Task to carry out >> Copy out all lines that hold "sera".

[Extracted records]

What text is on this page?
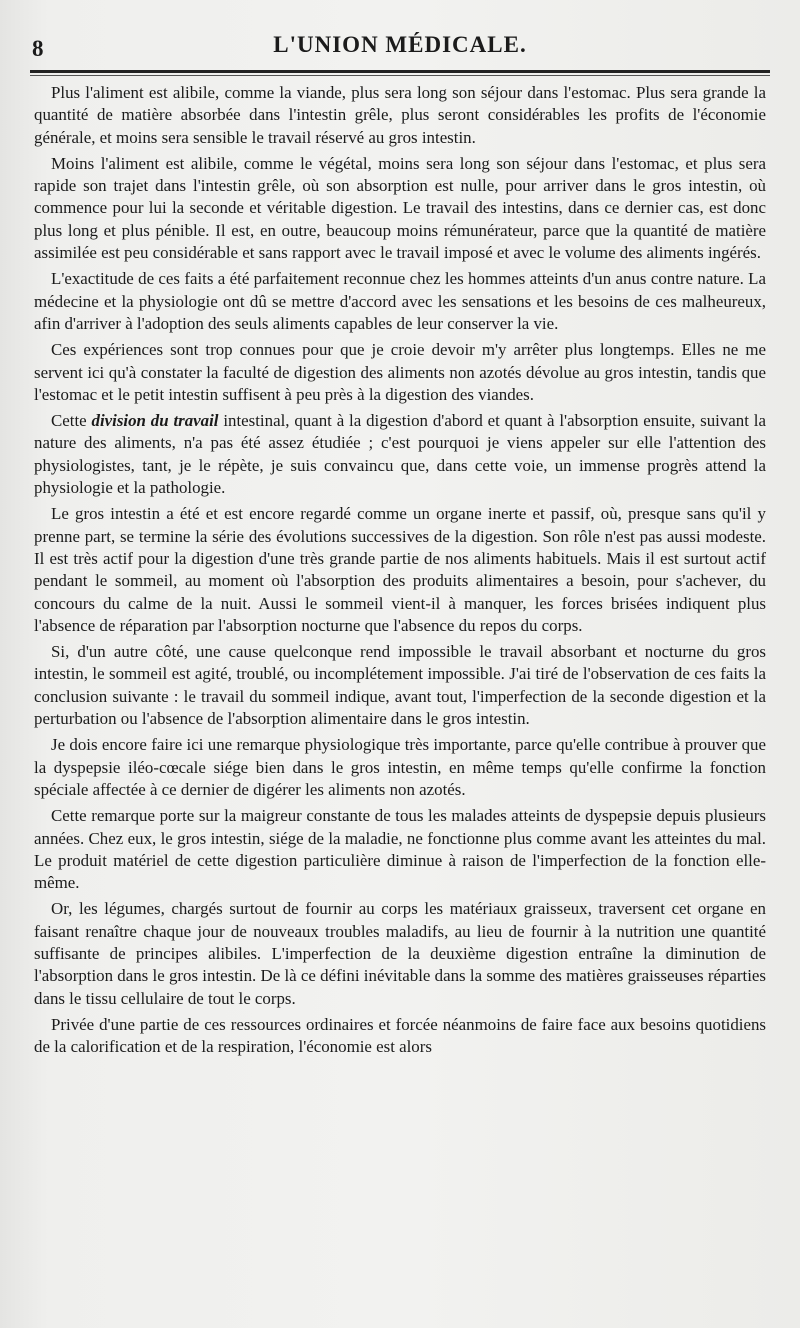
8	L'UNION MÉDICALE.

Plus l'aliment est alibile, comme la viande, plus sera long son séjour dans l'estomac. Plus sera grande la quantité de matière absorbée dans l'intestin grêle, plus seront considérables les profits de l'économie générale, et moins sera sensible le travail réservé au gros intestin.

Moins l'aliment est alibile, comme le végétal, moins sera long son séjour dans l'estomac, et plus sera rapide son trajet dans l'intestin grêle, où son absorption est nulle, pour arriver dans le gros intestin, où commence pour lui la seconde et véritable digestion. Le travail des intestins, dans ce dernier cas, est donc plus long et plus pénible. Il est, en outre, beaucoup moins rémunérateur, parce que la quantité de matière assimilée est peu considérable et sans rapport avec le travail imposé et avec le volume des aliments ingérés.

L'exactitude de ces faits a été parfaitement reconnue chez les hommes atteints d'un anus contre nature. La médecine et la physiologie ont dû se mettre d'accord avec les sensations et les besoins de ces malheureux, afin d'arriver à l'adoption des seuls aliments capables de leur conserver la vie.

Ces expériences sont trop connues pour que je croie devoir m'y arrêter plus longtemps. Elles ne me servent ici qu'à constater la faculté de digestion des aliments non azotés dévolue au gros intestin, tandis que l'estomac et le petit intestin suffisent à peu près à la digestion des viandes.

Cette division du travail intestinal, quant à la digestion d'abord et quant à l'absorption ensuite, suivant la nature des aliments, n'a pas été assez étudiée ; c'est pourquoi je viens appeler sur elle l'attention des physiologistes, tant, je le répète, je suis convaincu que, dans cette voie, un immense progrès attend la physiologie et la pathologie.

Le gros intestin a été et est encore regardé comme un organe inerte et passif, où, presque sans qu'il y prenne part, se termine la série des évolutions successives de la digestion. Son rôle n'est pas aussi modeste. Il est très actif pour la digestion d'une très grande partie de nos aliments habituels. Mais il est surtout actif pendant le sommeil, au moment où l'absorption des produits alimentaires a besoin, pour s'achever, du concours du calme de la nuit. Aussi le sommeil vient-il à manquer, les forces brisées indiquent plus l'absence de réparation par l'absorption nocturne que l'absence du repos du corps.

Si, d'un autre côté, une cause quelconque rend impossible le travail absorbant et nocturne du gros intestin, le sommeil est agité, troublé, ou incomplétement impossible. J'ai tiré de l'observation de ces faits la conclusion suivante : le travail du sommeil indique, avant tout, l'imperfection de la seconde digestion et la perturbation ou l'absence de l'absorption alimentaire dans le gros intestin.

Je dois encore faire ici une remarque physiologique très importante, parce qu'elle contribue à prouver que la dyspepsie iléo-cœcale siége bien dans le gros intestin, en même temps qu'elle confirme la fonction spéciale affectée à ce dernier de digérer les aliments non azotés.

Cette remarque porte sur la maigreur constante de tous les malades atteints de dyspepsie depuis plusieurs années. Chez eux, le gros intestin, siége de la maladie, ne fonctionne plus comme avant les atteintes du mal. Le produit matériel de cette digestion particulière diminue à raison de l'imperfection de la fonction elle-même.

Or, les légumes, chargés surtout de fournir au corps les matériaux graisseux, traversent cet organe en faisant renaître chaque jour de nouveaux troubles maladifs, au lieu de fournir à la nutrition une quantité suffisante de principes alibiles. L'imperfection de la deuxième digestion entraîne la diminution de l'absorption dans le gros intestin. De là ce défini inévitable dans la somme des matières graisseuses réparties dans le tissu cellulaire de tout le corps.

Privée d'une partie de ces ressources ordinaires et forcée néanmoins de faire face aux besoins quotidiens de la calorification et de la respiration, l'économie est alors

Written reply >>
Plus l'aliment est alibile, comme la viande, plus sera long son séjour dans l'estomac. Plus sera grande la quantité de matière absorbée dans l'intestin grêle, plus seront considérables les profits de l'économie générale, et moins sera sensible le travail réservé au gros intestin.
Moins l'aliment est alibile, comme le végétal, moins sera long son séjour dans l'estomac, et plus sera rapide son trajet dans l'intestin grêle, où son absorption est nulle, pour arriver dans le gros intestin, où commence pour lui la seconde et véritable digestion. Le travail des intestins, dans ce dernier cas, est donc plus long et plus pénible. Il est, en outre, beaucoup moins rémunérateur, parce que la quantité de matière assimilée est peu considérable et sans rapport avec le travail imposé et avec le volume des aliments ingérés.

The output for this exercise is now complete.